YOUR INSTRUCTIONS: Reproduce the listing below in its entirety. Change nothing.

MATERIAL FOR THIS TASK:
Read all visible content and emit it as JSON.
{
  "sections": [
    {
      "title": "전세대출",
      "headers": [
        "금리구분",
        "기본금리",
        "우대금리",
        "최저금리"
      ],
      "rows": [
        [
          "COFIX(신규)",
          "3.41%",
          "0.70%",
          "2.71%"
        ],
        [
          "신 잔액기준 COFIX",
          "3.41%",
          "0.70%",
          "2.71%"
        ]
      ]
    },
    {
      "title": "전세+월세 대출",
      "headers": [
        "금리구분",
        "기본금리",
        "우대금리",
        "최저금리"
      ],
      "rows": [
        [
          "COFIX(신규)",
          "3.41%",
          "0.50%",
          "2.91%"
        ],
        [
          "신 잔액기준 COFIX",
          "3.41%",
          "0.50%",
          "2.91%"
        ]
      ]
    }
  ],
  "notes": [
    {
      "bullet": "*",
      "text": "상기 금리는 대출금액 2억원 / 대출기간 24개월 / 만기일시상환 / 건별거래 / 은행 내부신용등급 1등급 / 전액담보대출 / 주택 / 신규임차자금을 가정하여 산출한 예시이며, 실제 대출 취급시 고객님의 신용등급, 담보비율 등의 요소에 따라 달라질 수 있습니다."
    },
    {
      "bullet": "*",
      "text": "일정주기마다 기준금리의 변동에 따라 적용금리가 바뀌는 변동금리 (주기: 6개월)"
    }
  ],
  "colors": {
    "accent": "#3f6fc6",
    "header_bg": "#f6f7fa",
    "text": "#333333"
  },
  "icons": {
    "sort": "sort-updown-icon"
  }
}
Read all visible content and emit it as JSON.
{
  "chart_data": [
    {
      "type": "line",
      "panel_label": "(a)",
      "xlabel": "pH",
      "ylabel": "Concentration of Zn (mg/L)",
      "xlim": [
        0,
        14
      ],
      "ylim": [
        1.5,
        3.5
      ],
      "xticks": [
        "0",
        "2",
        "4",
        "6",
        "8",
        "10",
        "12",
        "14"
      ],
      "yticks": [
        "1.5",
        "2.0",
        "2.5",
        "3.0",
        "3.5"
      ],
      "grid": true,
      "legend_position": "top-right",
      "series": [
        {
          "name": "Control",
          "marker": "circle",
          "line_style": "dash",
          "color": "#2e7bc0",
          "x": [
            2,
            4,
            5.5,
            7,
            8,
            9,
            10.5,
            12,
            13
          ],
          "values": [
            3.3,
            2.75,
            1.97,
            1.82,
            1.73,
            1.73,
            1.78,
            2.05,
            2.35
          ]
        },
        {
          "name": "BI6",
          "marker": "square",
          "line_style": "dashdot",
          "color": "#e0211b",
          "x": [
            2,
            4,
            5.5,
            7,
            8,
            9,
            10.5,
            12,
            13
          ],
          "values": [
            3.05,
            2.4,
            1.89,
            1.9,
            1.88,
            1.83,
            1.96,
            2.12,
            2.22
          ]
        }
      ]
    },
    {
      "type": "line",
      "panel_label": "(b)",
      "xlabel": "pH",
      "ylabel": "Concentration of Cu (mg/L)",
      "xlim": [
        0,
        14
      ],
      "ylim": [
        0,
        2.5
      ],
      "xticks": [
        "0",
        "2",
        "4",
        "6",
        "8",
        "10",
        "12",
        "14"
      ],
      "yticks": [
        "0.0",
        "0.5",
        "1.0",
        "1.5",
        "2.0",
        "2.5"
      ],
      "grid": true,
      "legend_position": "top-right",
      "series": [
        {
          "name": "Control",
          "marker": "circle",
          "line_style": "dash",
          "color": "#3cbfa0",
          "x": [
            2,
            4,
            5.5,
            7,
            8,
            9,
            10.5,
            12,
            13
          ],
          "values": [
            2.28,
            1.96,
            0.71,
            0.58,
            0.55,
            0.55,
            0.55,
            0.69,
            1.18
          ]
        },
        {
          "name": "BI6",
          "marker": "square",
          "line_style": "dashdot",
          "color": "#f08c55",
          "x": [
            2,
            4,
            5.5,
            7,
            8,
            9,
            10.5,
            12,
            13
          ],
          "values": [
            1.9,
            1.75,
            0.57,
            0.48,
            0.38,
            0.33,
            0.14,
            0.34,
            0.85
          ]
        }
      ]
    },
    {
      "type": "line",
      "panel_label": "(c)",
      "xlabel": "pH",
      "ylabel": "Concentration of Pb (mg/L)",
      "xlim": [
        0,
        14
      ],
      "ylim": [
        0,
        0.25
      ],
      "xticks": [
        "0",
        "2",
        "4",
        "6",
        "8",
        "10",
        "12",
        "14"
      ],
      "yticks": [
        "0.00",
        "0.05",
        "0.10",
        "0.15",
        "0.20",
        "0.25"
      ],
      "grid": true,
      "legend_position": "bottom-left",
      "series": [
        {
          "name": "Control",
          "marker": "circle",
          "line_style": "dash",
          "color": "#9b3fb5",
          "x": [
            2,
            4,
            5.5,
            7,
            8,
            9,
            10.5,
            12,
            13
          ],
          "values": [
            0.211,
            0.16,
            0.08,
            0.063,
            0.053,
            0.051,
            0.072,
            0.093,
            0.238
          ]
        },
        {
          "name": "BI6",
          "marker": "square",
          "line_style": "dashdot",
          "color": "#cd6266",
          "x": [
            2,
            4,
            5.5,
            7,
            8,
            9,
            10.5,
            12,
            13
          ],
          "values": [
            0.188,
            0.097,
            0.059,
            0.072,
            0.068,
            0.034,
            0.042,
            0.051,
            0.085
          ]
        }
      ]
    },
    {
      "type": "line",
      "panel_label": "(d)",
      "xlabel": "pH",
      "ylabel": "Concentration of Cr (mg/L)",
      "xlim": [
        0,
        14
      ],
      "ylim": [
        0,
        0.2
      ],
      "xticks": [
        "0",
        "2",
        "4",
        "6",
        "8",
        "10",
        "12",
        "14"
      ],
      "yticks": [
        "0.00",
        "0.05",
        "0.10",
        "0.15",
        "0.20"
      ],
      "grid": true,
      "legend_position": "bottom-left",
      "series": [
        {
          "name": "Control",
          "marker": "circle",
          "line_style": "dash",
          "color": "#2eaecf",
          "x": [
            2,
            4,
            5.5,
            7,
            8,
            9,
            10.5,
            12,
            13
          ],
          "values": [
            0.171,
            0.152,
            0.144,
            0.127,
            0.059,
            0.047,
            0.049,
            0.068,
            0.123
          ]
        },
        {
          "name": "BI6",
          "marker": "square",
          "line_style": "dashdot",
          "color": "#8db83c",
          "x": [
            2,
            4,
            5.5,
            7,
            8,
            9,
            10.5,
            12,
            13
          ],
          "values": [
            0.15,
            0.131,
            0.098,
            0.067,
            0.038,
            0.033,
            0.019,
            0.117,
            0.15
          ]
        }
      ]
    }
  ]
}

CORRECT ANSWER:
Read all visible content and emit it as JSON.
{
  "sections": [
    {
      "title": "전세대출",
      "headers": [
        "금리구분",
        "기본금리",
        "우대금리",
        "최저금리"
      ],
      "rows": [
        [
          "COFIX(신규)",
          "3.41%",
          "0.70%",
          "2.71%"
        ],
        [
          "신 잔액기준 COFIX",
          "3.41%",
          "0.70%",
          "2.71%"
        ]
      ]
    },
    {
      "title": "전세+월세 대출",
      "headers": [
        "금리구분",
        "기본금리",
        "우대금리",
        "최저금리"
      ],
      "rows": [
        [
          "COFIX(신규)",
          "3.41%",
          "0.50%",
          "2.91%"
        ],
        [
          "신 잔액기준 COFIX",
          "3.41%",
          "0.50%",
          "2.91%"
        ]
      ]
    }
  ],
  "notes": [
    {
      "bullet": "*",
      "text": "상기 금리는 대출금액 2억원 / 대출기간 24개월 / 만기일시상환 / 건별거래 / 은행 내부신용등급 1등급 / 전액담보대출 / 주택 / 신규임차자금을 가정하여 산출한 예시이며, 실제 대출 취급시 고객님의 신용등급, 담보비율 등의 요소에 따라 달라질 수 있습니다."
    },
    {
      "bullet": "*",
      "text": "일정주기마다 기준금리의 변동에 따라 적용금리가 바뀌는 변동금리 (주기: 6개월)"
    }
  ],
  "colors": {
    "accent": "#3f6fc6",
    "header_bg": "#f6f7fa",
    "text": "#333333"
  },
  "icons": {
    "sort": "sort-updown-icon"
  }
}
Read all visible content and emit it as JSON.
{
  "chart_data": [
    {
      "type": "line",
      "panel_label": "(a)",
      "xlabel": "pH",
      "ylabel": "Concentration of Zn (mg/L)",
      "xlim": [
        0,
        14
      ],
      "ylim": [
        1.5,
        3.5
      ],
      "xticks": [
        "0",
        "2",
        "4",
        "6",
        "8",
        "10",
        "12",
        "14"
      ],
      "yticks": [
        "1.5",
        "2.0",
        "2.5",
        "3.0",
        "3.5"
      ],
      "grid": true,
      "legend_position": "top-right",
      "series": [
        {
          "name": "Control",
          "marker": "circle",
          "line_style": "dash",
          "color": "#2e7bc0",
          "x": [
            2,
            4,
            5.5,
            7,
            8,
            9,
            10.5,
            12,
            13
          ],
          "values": [
            3.3,
            2.75,
            1.97,
            1.82,
            1.73,
            1.73,
            1.78,
            2.05,
            2.35
          ]
        },
        {
          "name": "BI6",
          "marker": "square",
          "line_style": "dashdot",
          "color": "#e0211b",
          "x": [
            2,
            4,
            5.5,
            7,
            8,
            9,
            10.5,
            12,
            13
          ],
          "values": [
            3.05,
            2.4,
            1.89,
            1.9,
            1.88,
            1.83,
            1.96,
            2.12,
            2.22
          ]
        }
      ]
    },
    {
      "type": "line",
      "panel_label": "(b)",
      "xlabel": "pH",
      "ylabel": "Concentration of Cu (mg/L)",
      "xlim": [
        0,
        14
      ],
      "ylim": [
        0,
        2.5
      ],
      "xticks": [
        "0",
        "2",
        "4",
        "6",
        "8",
        "10",
        "12",
        "14"
      ],
      "yticks": [
        "0.0",
        "0.5",
        "1.0",
        "1.5",
        "2.0",
        "2.5"
      ],
      "grid": true,
      "legend_position": "top-right",
      "series": [
        {
          "name": "Control",
          "marker": "circle",
          "line_style": "dash",
          "color": "#3cbfa0",
          "x": [
            2,
            4,
            5.5,
            7,
            8,
            9,
            10.5,
            12,
            13
          ],
          "values": [
            2.28,
            1.96,
            0.71,
            0.58,
            0.55,
            0.55,
            0.55,
            0.69,
            1.18
          ]
        },
        {
          "name": "BI6",
          "marker": "square",
          "line_style": "dashdot",
          "color": "#f08c55",
          "x": [
            2,
            4,
            5.5,
            7,
            8,
            9,
            10.5,
            12,
            13
          ],
          "values": [
            1.9,
            1.75,
            0.57,
            0.48,
            0.38,
            0.33,
            0.14,
            0.34,
            0.85
          ]
        }
      ]
    },
    {
      "type": "line",
      "panel_label": "(c)",
      "xlabel": "pH",
      "ylabel": "Concentration of Pb (mg/L)",
      "xlim": [
        0,
        14
      ],
      "ylim": [
        0,
        0.25
      ],
      "xticks": [
        "0",
        "2",
        "4",
        "6",
        "8",
        "10",
        "12",
        "14"
      ],
      "yticks": [
        "0.00",
        "0.05",
        "0.10",
        "0.15",
        "0.20",
        "0.25"
      ],
      "grid": true,
      "legend_position": "bottom-left",
      "series": [
        {
          "name": "Control",
          "marker": "circle",
          "line_style": "dash",
          "color": "#9b3fb5",
          "x": [
            2,
            4,
            5.5,
            7,
            8,
            9,
            10.5,
            12,
            13
          ],
          "values": [
            0.211,
            0.16,
            0.08,
            0.063,
            0.053,
            0.051,
            0.072,
            0.093,
            0.238
          ]
        },
        {
          "name": "BI6",
          "marker": "square",
          "line_style": "dashdot",
          "color": "#cd6266",
          "x": [
            2,
            4,
            5.5,
            7,
            8,
            9,
            10.5,
            12,
            13
          ],
          "values": [
            0.188,
            0.097,
            0.059,
            0.072,
            0.068,
            0.034,
            0.042,
            0.051,
            0.085
          ]
        }
      ]
    },
    {
      "type": "line",
      "panel_label": "(d)",
      "xlabel": "pH",
      "ylabel": "Concentration of Cr (mg/L)",
      "xlim": [
        0,
        14
      ],
      "ylim": [
        0,
        0.2
      ],
      "xticks": [
        "0",
        "2",
        "4",
        "6",
        "8",
        "10",
        "12",
        "14"
      ],
      "yticks": [
        "0.00",
        "0.05",
        "0.10",
        "0.15",
        "0.20"
      ],
      "grid": true,
      "legend_position": "bottom-left",
      "series": [
        {
          "name": "Control",
          "marker": "circle",
          "line_style": "dash",
          "color": "#2eaecf",
          "x": [
            2,
            4,
            5.5,
            7,
            8,
            9,
            10.5,
            12,
            13
          ],
          "values": [
            0.171,
            0.152,
            0.144,
            0.127,
            0.059,
            0.047,
            0.049,
            0.068,
            0.123
          ]
        },
        {
          "name": "BI6",
          "marker": "square",
          "line_style": "dashdot",
          "color": "#8db83c",
          "x": [
            2,
            4,
            5.5,
            7,
            8,
            9,
            10.5,
            12,
            13
          ],
          "values": [
            0.15,
            0.131,
            0.098,
            0.067,
            0.038,
            0.033,
            0.019,
            0.117,
            0.15
          ]
        }
      ]
    }
  ]
}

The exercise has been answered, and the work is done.